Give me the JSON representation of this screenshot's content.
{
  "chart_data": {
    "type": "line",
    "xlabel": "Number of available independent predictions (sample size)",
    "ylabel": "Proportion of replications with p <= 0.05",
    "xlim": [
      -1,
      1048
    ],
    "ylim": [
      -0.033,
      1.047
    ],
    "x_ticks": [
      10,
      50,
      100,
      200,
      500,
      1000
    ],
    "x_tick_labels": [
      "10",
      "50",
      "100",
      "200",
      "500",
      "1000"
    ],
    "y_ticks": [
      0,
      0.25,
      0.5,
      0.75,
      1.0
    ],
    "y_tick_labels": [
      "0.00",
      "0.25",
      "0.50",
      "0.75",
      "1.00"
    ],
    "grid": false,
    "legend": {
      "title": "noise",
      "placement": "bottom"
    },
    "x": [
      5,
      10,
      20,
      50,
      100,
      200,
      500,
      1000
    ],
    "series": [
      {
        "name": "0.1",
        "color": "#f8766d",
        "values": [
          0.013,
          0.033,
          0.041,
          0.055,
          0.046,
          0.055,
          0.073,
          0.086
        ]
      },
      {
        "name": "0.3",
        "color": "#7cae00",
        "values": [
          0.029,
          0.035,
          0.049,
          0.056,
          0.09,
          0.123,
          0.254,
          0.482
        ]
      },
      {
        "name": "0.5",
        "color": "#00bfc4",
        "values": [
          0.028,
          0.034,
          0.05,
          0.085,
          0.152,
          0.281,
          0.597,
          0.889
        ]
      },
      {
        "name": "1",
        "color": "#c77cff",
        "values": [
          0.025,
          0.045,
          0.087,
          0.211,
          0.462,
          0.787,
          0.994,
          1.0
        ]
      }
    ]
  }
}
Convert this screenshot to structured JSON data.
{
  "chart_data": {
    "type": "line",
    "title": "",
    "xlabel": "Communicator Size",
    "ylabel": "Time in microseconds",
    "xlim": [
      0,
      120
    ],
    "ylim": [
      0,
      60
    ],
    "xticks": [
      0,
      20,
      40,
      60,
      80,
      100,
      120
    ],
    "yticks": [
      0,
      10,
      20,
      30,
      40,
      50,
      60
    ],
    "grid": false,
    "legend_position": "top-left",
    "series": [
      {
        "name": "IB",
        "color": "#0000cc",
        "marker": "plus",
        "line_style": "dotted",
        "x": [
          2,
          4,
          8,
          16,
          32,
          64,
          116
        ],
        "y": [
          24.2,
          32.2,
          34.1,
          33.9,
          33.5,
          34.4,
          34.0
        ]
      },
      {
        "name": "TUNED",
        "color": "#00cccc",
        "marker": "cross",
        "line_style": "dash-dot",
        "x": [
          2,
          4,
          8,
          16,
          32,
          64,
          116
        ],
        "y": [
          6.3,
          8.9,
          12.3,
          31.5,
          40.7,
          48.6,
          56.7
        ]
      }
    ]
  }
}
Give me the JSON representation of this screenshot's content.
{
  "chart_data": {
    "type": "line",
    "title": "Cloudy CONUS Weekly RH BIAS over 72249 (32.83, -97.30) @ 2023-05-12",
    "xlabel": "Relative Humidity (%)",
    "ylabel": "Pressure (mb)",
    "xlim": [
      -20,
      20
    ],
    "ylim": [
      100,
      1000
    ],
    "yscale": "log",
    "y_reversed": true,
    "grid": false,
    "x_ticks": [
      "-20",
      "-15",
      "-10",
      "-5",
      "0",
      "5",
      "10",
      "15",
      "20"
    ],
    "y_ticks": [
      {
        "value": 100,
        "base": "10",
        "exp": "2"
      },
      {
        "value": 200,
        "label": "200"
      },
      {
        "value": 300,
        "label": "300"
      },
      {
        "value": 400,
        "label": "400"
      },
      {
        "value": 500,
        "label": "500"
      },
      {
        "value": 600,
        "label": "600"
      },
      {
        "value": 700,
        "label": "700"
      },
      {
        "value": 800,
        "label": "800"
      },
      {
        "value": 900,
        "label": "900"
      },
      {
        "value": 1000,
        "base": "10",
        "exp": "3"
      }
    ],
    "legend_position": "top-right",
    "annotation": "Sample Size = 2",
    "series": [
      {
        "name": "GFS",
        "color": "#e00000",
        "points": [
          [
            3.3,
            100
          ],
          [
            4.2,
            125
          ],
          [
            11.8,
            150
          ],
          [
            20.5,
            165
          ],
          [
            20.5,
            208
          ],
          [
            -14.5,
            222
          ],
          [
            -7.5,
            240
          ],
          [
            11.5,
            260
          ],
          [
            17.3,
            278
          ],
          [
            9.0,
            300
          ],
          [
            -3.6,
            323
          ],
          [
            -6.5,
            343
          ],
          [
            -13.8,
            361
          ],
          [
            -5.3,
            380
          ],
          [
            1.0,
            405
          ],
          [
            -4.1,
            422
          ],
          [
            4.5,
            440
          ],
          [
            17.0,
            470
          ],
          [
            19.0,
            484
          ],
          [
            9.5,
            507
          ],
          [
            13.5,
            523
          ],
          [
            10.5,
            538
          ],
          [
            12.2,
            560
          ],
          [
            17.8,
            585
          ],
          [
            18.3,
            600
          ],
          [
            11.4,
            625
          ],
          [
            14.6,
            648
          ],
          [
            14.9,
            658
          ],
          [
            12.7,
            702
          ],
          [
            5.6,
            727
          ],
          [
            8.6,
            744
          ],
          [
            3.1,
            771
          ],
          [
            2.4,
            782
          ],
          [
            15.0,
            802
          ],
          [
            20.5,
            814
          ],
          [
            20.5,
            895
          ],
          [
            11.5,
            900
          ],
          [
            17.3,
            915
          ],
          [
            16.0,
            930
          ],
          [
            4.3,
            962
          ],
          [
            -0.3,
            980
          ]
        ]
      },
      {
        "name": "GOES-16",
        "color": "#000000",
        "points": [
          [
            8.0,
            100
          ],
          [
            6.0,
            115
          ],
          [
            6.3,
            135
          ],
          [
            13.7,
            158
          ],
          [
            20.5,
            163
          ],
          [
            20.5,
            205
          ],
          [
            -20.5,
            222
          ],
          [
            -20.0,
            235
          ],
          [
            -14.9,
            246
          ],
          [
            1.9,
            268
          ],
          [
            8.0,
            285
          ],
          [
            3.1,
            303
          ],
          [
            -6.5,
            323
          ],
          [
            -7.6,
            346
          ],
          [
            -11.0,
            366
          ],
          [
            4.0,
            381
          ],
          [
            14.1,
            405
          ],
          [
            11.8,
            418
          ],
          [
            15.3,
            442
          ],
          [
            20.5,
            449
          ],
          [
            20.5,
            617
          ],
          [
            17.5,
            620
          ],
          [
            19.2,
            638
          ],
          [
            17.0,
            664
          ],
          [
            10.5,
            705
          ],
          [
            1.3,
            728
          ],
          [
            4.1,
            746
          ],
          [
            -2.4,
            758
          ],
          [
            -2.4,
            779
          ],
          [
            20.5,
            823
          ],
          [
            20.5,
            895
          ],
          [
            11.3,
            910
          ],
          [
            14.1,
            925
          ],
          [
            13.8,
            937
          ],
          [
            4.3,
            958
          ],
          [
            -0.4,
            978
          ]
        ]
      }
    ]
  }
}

____

**TASK TO CARRY OUT:** Go through the listing and copy all of it exactly.

**PROBLEM SOLUTION:**
Give me the JSON representation of this screenshot's content.
{
  "chart_data": {
    "type": "line",
    "xlabel": "Number of available independent predictions (sample size)",
    "ylabel": "Proportion of replications with p <= 0.05",
    "xlim": [
      -1,
      1048
    ],
    "ylim": [
      -0.033,
      1.047
    ],
    "x_ticks": [
      10,
      50,
      100,
      200,
      500,
      1000
    ],
    "x_tick_labels": [
      "10",
      "50",
      "100",
      "200",
      "500",
      "1000"
    ],
    "y_ticks": [
      0,
      0.25,
      0.5,
      0.75,
      1.0
    ],
    "y_tick_labels": [
      "0.00",
      "0.25",
      "0.50",
      "0.75",
      "1.00"
    ],
    "grid": false,
    "legend": {
      "title": "noise",
      "placement": "bottom"
    },
    "x": [
      5,
      10,
      20,
      50,
      100,
      200,
      500,
      1000
    ],
    "series": [
      {
        "name": "0.1",
        "color": "#f8766d",
        "values": [
          0.013,
          0.033,
          0.041,
          0.055,
          0.046,
          0.055,
          0.073,
          0.086
        ]
      },
      {
        "name": "0.3",
        "color": "#7cae00",
        "values": [
          0.029,
          0.035,
          0.049,
          0.056,
          0.09,
          0.123,
          0.254,
          0.482
        ]
      },
      {
        "name": "0.5",
        "color": "#00bfc4",
        "values": [
          0.028,
          0.034,
          0.05,
          0.085,
          0.152,
          0.281,
          0.597,
          0.889
        ]
      },
      {
        "name": "1",
        "color": "#c77cff",
        "values": [
          0.025,
          0.045,
          0.087,
          0.211,
          0.462,
          0.787,
          0.994,
          1.0
        ]
      }
    ]
  }
}
Convert this screenshot to structured JSON data.
{
  "chart_data": {
    "type": "line",
    "title": "",
    "xlabel": "Communicator Size",
    "ylabel": "Time in microseconds",
    "xlim": [
      0,
      120
    ],
    "ylim": [
      0,
      60
    ],
    "xticks": [
      0,
      20,
      40,
      60,
      80,
      100,
      120
    ],
    "yticks": [
      0,
      10,
      20,
      30,
      40,
      50,
      60
    ],
    "grid": false,
    "legend_position": "top-left",
    "series": [
      {
        "name": "IB",
        "color": "#0000cc",
        "marker": "plus",
        "line_style": "dotted",
        "x": [
          2,
          4,
          8,
          16,
          32,
          64,
          116
        ],
        "y": [
          24.2,
          32.2,
          34.1,
          33.9,
          33.5,
          34.4,
          34.0
        ]
      },
      {
        "name": "TUNED",
        "color": "#00cccc",
        "marker": "cross",
        "line_style": "dash-dot",
        "x": [
          2,
          4,
          8,
          16,
          32,
          64,
          116
        ],
        "y": [
          6.3,
          8.9,
          12.3,
          31.5,
          40.7,
          48.6,
          56.7
        ]
      }
    ]
  }
}
Give me the JSON representation of this screenshot's content.
{
  "chart_data": {
    "type": "line",
    "title": "Cloudy CONUS Weekly RH BIAS over 72249 (32.83, -97.30) @ 2023-05-12",
    "xlabel": "Relative Humidity (%)",
    "ylabel": "Pressure (mb)",
    "xlim": [
      -20,
      20
    ],
    "ylim": [
      100,
      1000
    ],
    "yscale": "log",
    "y_reversed": true,
    "grid": false,
    "x_ticks": [
      "-20",
      "-15",
      "-10",
      "-5",
      "0",
      "5",
      "10",
      "15",
      "20"
    ],
    "y_ticks": [
      {
        "value": 100,
        "base": "10",
        "exp": "2"
      },
      {
        "value": 200,
        "label": "200"
      },
      {
        "value": 300,
        "label": "300"
      },
      {
        "value": 400,
        "label": "400"
      },
      {
        "value": 500,
        "label": "500"
      },
      {
        "value": 600,
        "label": "600"
      },
      {
        "value": 700,
        "label": "700"
      },
      {
        "value": 800,
        "label": "800"
      },
      {
        "value": 900,
        "label": "900"
      },
      {
        "value": 1000,
        "base": "10",
        "exp": "3"
      }
    ],
    "legend_position": "top-right",
    "annotation": "Sample Size = 2",
    "series": [
      {
        "name": "GFS",
        "color": "#e00000",
        "points": [
          [
            3.3,
            100
          ],
          [
            4.2,
            125
          ],
          [
            11.8,
            150
          ],
          [
            20.5,
            165
          ],
          [
            20.5,
            208
          ],
          [
            -14.5,
            222
          ],
          [
            -7.5,
            240
          ],
          [
            11.5,
            260
          ],
          [
            17.3,
            278
          ],
          [
            9.0,
            300
          ],
          [
            -3.6,
            323
          ],
          [
            -6.5,
            343
          ],
          [
            -13.8,
            361
          ],
          [
            -5.3,
            380
          ],
          [
            1.0,
            405
          ],
          [
            -4.1,
            422
          ],
          [
            4.5,
            440
          ],
          [
            17.0,
            470
          ],
          [
            19.0,
            484
          ],
          [
            9.5,
            507
          ],
          [
            13.5,
            523
          ],
          [
            10.5,
            538
          ],
          [
            12.2,
            560
          ],
          [
            17.8,
            585
          ],
          [
            18.3,
            600
          ],
          [
            11.4,
            625
          ],
          [
            14.6,
            648
          ],
          [
            14.9,
            658
          ],
          [
            12.7,
            702
          ],
          [
            5.6,
            727
          ],
          [
            8.6,
            744
          ],
          [
            3.1,
            771
          ],
          [
            2.4,
            782
          ],
          [
            15.0,
            802
          ],
          [
            20.5,
            814
          ],
          [
            20.5,
            895
          ],
          [
            11.5,
            900
          ],
          [
            17.3,
            915
          ],
          [
            16.0,
            930
          ],
          [
            4.3,
            962
          ],
          [
            -0.3,
            980
          ]
        ]
      },
      {
        "name": "GOES-16",
        "color": "#000000",
        "points": [
          [
            8.0,
            100
          ],
          [
            6.0,
            115
          ],
          [
            6.3,
            135
          ],
          [
            13.7,
            158
          ],
          [
            20.5,
            163
          ],
          [
            20.5,
            205
          ],
          [
            -20.5,
            222
          ],
          [
            -20.0,
            235
          ],
          [
            -14.9,
            246
          ],
          [
            1.9,
            268
          ],
          [
            8.0,
            285
          ],
          [
            3.1,
            303
          ],
          [
            -6.5,
            323
          ],
          [
            -7.6,
            346
          ],
          [
            -11.0,
            366
          ],
          [
            4.0,
            381
          ],
          [
            14.1,
            405
          ],
          [
            11.8,
            418
          ],
          [
            15.3,
            442
          ],
          [
            20.5,
            449
          ],
          [
            20.5,
            617
          ],
          [
            17.5,
            620
          ],
          [
            19.2,
            638
          ],
          [
            17.0,
            664
          ],
          [
            10.5,
            705
          ],
          [
            1.3,
            728
          ],
          [
            4.1,
            746
          ],
          [
            -2.4,
            758
          ],
          [
            -2.4,
            779
          ],
          [
            20.5,
            823
          ],
          [
            20.5,
            895
          ],
          [
            11.3,
            910
          ],
          [
            14.1,
            925
          ],
          [
            13.8,
            937
          ],
          [
            4.3,
            958
          ],
          [
            -0.4,
            978
          ]
        ]
      }
    ]
  }
}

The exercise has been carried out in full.